** Instruction **
Could you output each line of the data that follows exactly?

** Records **
----

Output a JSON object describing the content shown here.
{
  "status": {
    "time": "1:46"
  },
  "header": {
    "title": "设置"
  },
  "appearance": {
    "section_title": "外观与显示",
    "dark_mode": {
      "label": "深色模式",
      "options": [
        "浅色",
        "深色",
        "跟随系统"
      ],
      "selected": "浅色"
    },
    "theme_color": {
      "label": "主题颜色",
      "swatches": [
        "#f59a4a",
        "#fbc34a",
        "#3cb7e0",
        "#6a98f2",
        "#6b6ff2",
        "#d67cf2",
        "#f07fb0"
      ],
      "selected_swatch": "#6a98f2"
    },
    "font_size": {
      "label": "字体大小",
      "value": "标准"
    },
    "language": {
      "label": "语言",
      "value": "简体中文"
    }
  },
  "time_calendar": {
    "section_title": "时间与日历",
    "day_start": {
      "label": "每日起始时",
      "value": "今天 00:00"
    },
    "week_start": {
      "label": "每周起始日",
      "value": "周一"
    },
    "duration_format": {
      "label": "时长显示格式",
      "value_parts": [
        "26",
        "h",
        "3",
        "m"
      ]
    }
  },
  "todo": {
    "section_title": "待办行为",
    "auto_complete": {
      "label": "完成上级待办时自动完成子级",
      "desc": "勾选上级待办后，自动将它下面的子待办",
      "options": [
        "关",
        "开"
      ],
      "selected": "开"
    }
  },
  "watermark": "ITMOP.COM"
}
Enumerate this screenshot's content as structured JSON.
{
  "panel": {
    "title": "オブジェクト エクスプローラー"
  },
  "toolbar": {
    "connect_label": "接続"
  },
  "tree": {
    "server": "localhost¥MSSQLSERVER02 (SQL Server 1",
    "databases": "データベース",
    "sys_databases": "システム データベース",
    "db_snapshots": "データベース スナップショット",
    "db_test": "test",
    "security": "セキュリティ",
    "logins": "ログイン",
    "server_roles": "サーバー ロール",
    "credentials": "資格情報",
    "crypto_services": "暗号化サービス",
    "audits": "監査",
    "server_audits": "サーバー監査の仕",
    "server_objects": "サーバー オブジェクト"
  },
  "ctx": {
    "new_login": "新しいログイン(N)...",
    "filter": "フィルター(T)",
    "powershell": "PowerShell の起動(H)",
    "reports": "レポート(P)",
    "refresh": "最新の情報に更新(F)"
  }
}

----

** Solution to this problem **
Output a JSON object describing the content shown here.
{
  "status": {
    "time": "1:46"
  },
  "header": {
    "title": "设置"
  },
  "appearance": {
    "section_title": "外观与显示",
    "dark_mode": {
      "label": "深色模式",
      "options": [
        "浅色",
        "深色",
        "跟随系统"
      ],
      "selected": "浅色"
    },
    "theme_color": {
      "label": "主题颜色",
      "swatches": [
        "#f59a4a",
        "#fbc34a",
        "#3cb7e0",
        "#6a98f2",
        "#6b6ff2",
        "#d67cf2",
        "#f07fb0"
      ],
      "selected_swatch": "#6a98f2"
    },
    "font_size": {
      "label": "字体大小",
      "value": "标准"
    },
    "language": {
      "label": "语言",
      "value": "简体中文"
    }
  },
  "time_calendar": {
    "section_title": "时间与日历",
    "day_start": {
      "label": "每日起始时",
      "value": "今天 00:00"
    },
    "week_start": {
      "label": "每周起始日",
      "value": "周一"
    },
    "duration_format": {
      "label": "时长显示格式",
      "value_parts": [
        "26",
        "h",
        "3",
        "m"
      ]
    }
  },
  "todo": {
    "section_title": "待办行为",
    "auto_complete": {
      "label": "完成上级待办时自动完成子级",
      "desc": "勾选上级待办后，自动将它下面的子待办",
      "options": [
        "关",
        "开"
      ],
      "selected": "开"
    }
  },
  "watermark": "ITMOP.COM"
}
Enumerate this screenshot's content as structured JSON.
{
  "panel": {
    "title": "オブジェクト エクスプローラー"
  },
  "toolbar": {
    "connect_label": "接続"
  },
  "tree": {
    "server": "localhost¥MSSQLSERVER02 (SQL Server 1",
    "databases": "データベース",
    "sys_databases": "システム データベース",
    "db_snapshots": "データベース スナップショット",
    "db_test": "test",
    "security": "セキュリティ",
    "logins": "ログイン",
    "server_roles": "サーバー ロール",
    "credentials": "資格情報",
    "crypto_services": "暗号化サービス",
    "audits": "監査",
    "server_audits": "サーバー監査の仕",
    "server_objects": "サーバー オブジェクト"
  },
  "ctx": {
    "new_login": "新しいログイン(N)...",
    "filter": "フィルター(T)",
    "powershell": "PowerShell の起動(H)",
    "reports": "レポート(P)",
    "refresh": "最新の情報に更新(F)"
  }
}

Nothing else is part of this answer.